What to produce | Check each line of the listing for the word "comparable" and report how many lines contain it, giving nothing but the number.

Data to process |
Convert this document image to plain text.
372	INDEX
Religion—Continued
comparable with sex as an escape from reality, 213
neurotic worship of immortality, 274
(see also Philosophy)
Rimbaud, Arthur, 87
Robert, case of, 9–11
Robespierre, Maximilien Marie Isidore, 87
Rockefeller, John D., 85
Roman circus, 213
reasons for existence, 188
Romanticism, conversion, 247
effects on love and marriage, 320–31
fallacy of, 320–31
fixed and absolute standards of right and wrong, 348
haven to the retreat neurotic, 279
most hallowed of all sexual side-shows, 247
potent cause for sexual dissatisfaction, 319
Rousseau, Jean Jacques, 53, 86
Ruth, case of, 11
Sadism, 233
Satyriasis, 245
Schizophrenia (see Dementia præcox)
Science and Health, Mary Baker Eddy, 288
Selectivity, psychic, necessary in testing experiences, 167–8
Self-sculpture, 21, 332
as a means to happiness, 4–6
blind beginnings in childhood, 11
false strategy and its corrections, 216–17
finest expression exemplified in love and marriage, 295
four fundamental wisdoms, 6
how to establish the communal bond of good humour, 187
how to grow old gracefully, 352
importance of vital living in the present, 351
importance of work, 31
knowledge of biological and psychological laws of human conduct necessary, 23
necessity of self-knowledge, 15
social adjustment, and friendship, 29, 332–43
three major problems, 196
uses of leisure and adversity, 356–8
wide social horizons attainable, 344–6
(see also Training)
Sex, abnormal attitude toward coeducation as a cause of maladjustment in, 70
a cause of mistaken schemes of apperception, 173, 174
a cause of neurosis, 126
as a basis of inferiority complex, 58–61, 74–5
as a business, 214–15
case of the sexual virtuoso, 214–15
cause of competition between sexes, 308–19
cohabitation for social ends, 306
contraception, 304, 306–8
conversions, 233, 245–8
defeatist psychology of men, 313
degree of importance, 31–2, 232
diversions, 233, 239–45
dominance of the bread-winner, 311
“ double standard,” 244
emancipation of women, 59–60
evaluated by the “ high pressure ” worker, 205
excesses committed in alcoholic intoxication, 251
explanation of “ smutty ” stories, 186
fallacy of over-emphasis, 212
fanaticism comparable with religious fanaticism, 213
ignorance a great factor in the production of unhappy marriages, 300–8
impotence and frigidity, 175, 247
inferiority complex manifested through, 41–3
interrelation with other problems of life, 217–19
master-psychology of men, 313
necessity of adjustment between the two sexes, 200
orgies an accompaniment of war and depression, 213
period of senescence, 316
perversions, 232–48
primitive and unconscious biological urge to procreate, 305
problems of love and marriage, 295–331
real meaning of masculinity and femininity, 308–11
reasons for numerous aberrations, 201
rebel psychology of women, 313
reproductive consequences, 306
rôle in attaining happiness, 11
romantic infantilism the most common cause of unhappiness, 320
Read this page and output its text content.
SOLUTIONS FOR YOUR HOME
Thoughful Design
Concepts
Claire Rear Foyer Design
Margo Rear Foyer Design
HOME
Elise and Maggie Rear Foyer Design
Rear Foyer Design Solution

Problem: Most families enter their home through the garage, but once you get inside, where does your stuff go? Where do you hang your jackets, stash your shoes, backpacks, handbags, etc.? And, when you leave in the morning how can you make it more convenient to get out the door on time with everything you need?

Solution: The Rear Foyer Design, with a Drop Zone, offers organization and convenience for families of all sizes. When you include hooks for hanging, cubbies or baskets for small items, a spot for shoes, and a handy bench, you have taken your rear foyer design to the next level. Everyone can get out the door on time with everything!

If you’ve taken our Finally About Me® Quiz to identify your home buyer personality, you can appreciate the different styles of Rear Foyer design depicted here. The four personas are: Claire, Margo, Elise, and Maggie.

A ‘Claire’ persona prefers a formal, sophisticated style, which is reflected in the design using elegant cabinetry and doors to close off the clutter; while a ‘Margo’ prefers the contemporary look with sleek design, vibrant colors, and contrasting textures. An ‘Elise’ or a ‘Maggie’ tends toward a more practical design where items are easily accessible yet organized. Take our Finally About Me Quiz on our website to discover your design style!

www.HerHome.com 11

Finished answer | 2